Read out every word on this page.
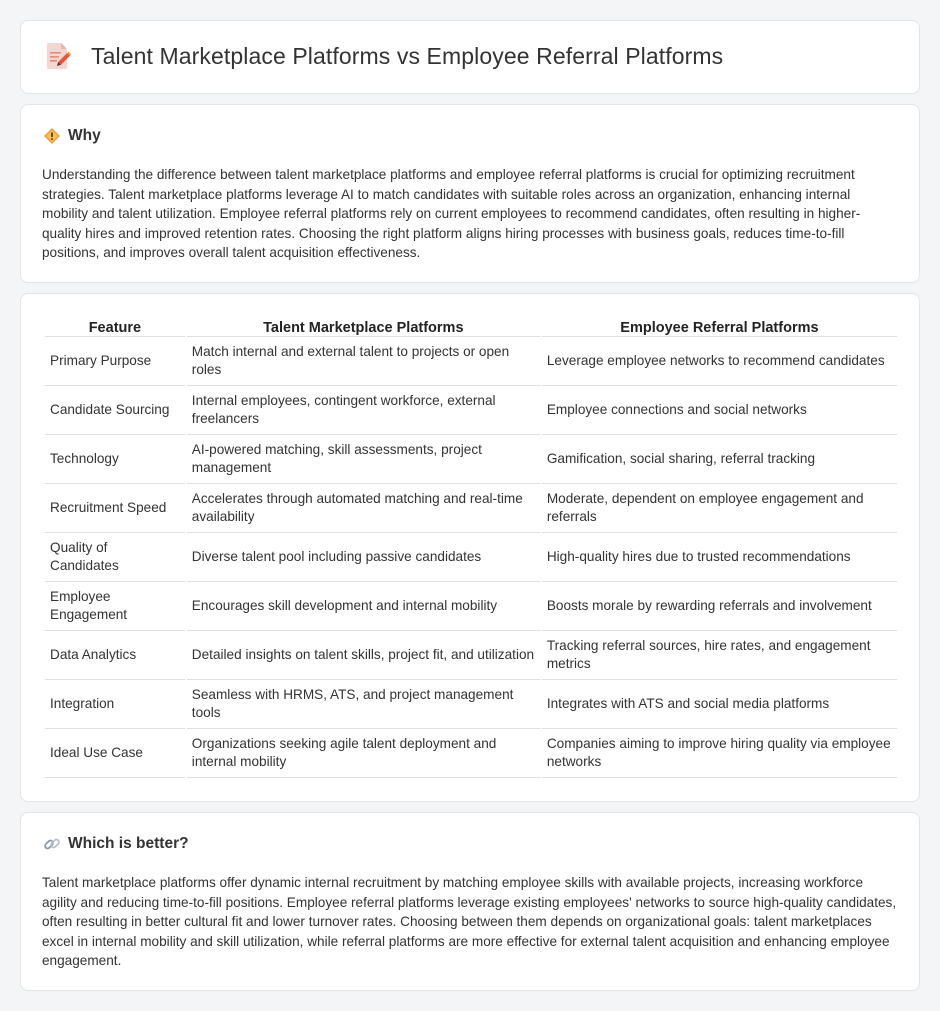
Talent Marketplace Platforms vs Employee Referral Platforms
Why

Understanding the difference between talent marketplace platforms and employee referral platforms is crucial for optimizing recruitment strategies. Talent marketplace platforms leverage AI to match candidates with suitable roles across an organization, enhancing internal mobility and talent utilization. Employee referral platforms rely on current employees to recommend candidates, often resulting in higher-quality hires and improved retention rates. Choosing the right platform aligns hiring processes with business goals, reduces time-to-fill positions, and improves overall talent acquisition effectiveness.

Feature	Talent Marketplace Platforms	Employee Referral Platforms
Primary Purpose	Match internal and external talent to projects or open roles	Leverage employee networks to recommend candidates
Candidate Sourcing	Internal employees, contingent workforce, external freelancers	Employee connections and social networks
Technology	AI-powered matching, skill assessments, project management	Gamification, social sharing, referral tracking
Recruitment Speed	Accelerates through automated matching and real-time availability	Moderate, dependent on employee engagement and referrals
Quality of Candidates	Diverse talent pool including passive candidates	High-quality hires due to trusted recommendations
Employee Engagement	Encourages skill development and internal mobility	Boosts morale by rewarding referrals and involvement
Data Analytics	Detailed insights on talent skills, project fit, and utilization	Tracking referral sources, hire rates, and engagement metrics
Integration	Seamless with HRMS, ATS, and project management tools	Integrates with ATS and social media platforms
Ideal Use Case	Organizations seeking agile talent deployment and internal mobility	Companies aiming to improve hiring quality via employee networks
Which is better?

Talent marketplace platforms offer dynamic internal recruitment by matching employee skills with available projects, increasing workforce agility and reducing time-to-fill positions. Employee referral platforms leverage existing employees' networks to source high-quality candidates, often resulting in better cultural fit and lower turnover rates. Choosing between them depends on organizational goals: talent marketplaces excel in internal mobility and skill utilization, while referral platforms are more effective for external talent acquisition and enhancing employee engagement.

_ _ _ _ _

> _Aim_
Leave the pictures out and reproduce all of the records exactly.

> _Written solution_
Read out every word on this page.
Talent Marketplace Platforms vs Employee Referral Platforms
Why

Understanding the difference between talent marketplace platforms and employee referral platforms is crucial for optimizing recruitment strategies. Talent marketplace platforms leverage AI to match candidates with suitable roles across an organization, enhancing internal mobility and talent utilization. Employee referral platforms rely on current employees to recommend candidates, often resulting in higher-quality hires and improved retention rates. Choosing the right platform aligns hiring processes with business goals, reduces time-to-fill positions, and improves overall talent acquisition effectiveness.

Feature	Talent Marketplace Platforms	Employee Referral Platforms
Primary Purpose	Match internal and external talent to projects or open roles	Leverage employee networks to recommend candidates
Candidate Sourcing	Internal employees, contingent workforce, external freelancers	Employee connections and social networks
Technology	AI-powered matching, skill assessments, project management	Gamification, social sharing, referral tracking
Recruitment Speed	Accelerates through automated matching and real-time availability	Moderate, dependent on employee engagement and referrals
Quality of Candidates	Diverse talent pool including passive candidates	High-quality hires due to trusted recommendations
Employee Engagement	Encourages skill development and internal mobility	Boosts morale by rewarding referrals and involvement
Data Analytics	Detailed insights on talent skills, project fit, and utilization	Tracking referral sources, hire rates, and engagement metrics
Integration	Seamless with HRMS, ATS, and project management tools	Integrates with ATS and social media platforms
Ideal Use Case	Organizations seeking agile talent deployment and internal mobility	Companies aiming to improve hiring quality via employee networks
Which is better?

Talent marketplace platforms offer dynamic internal recruitment by matching employee skills with available projects, increasing workforce agility and reducing time-to-fill positions. Employee referral platforms leverage existing employees' networks to source high-quality candidates, often resulting in better cultural fit and lower turnover rates. Choosing between them depends on organizational goals: talent marketplaces excel in internal mobility and skill utilization, while referral platforms are more effective for external talent acquisition and enhancing employee engagement.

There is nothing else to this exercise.